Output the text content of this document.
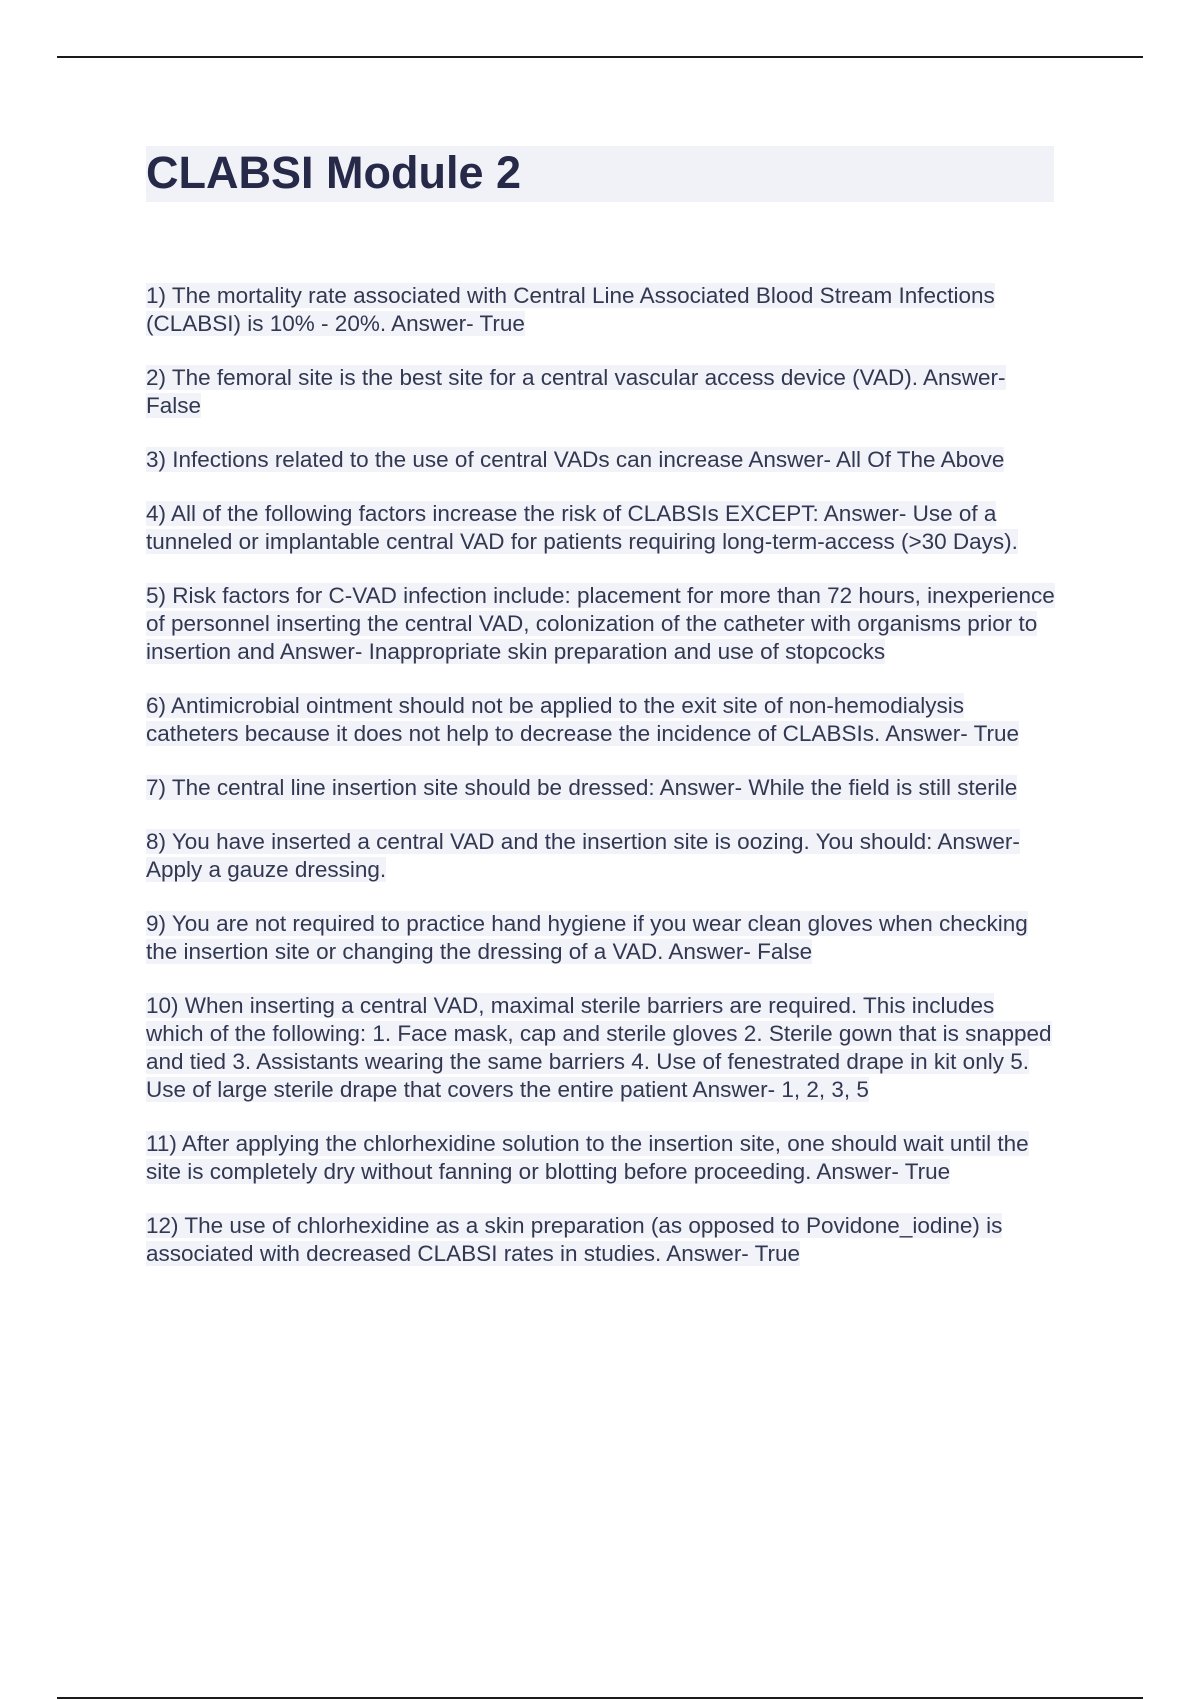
CLABSI Module 2
1) The mortality rate associated with Central Line Associated Blood Stream Infections (CLABSI) is 10% - 20%. Answer- True
2) The femoral site is the best site for a central vascular access device (VAD). Answer- False
3) Infections related to the use of central VADs can increase Answer- All Of The Above
4) All of the following factors increase the risk of CLABSIs EXCEPT: Answer- Use of a tunneled or implantable central VAD for patients requiring long-term-access (>30 Days).
5) Risk factors for C-VAD infection include: placement for more than 72 hours, inexperience of personnel inserting the central VAD, colonization of the catheter with organisms prior to insertion and Answer- Inappropriate skin preparation and use of stopcocks
6) Antimicrobial ointment should not be applied to the exit site of non-hemodialysis catheters because it does not help to decrease the incidence of CLABSIs. Answer- True
7) The central line insertion site should be dressed: Answer- While the field is still sterile
8) You have inserted a central VAD and the insertion site is oozing. You should: Answer- Apply a gauze dressing.
9) You are not required to practice hand hygiene if you wear clean gloves when checking the insertion site or changing the dressing of a VAD. Answer- False
10) When inserting a central VAD, maximal sterile barriers are required. This includes which of the following: 1. Face mask, cap and sterile gloves 2. Sterile gown that is snapped and tied 3. Assistants wearing the same barriers 4. Use of fenestrated drape in kit only 5. Use of large sterile drape that covers the entire patient Answer- 1, 2, 3, 5
11) After applying the chlorhexidine solution to the insertion site, one should wait until the site is completely dry without fanning or blotting before proceeding. Answer- True
12) The use of chlorhexidine as a skin preparation (as opposed to Povidone_iodine) is associated with decreased CLABSI rates in studies. Answer- True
=-=-=-=-=
• _Exercise requirements_:
Lines with the word "chlorhexidine" in them: report all of these from the listing above.

• _Solution for this exercise_:
11) After applying the chlorhexidine solution to the insertion site, one should wait until the site is completely dry without fanning or blotting before proceeding. Answer- True
12) The use of chlorhexidine as a skin preparation (as opposed to Povidone_iodine) is associated with decreased CLABSI rates in studies. Answer- True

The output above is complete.